## DIRECTIVE
Copy out all lines that carry the word "Goods".

## Figure dataset records
=======

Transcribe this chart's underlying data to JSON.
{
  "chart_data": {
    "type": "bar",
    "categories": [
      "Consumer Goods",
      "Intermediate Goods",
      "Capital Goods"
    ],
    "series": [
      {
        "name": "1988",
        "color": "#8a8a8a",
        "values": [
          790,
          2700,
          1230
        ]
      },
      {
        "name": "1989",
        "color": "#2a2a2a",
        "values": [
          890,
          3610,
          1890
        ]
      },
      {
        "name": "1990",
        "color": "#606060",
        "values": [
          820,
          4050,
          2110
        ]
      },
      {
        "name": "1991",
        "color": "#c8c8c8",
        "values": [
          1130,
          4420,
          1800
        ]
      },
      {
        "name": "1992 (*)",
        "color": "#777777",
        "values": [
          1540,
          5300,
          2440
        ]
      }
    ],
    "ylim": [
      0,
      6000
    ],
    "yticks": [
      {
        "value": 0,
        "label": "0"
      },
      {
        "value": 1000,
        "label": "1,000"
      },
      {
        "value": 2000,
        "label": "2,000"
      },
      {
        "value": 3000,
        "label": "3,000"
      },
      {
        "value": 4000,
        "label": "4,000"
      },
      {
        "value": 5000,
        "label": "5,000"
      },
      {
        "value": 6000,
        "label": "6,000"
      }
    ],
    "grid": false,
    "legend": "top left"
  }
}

=======

## SOLUTION FOR THIS PROBLEM
      "Consumer Goods",
      "Intermediate Goods",
      "Capital Goods"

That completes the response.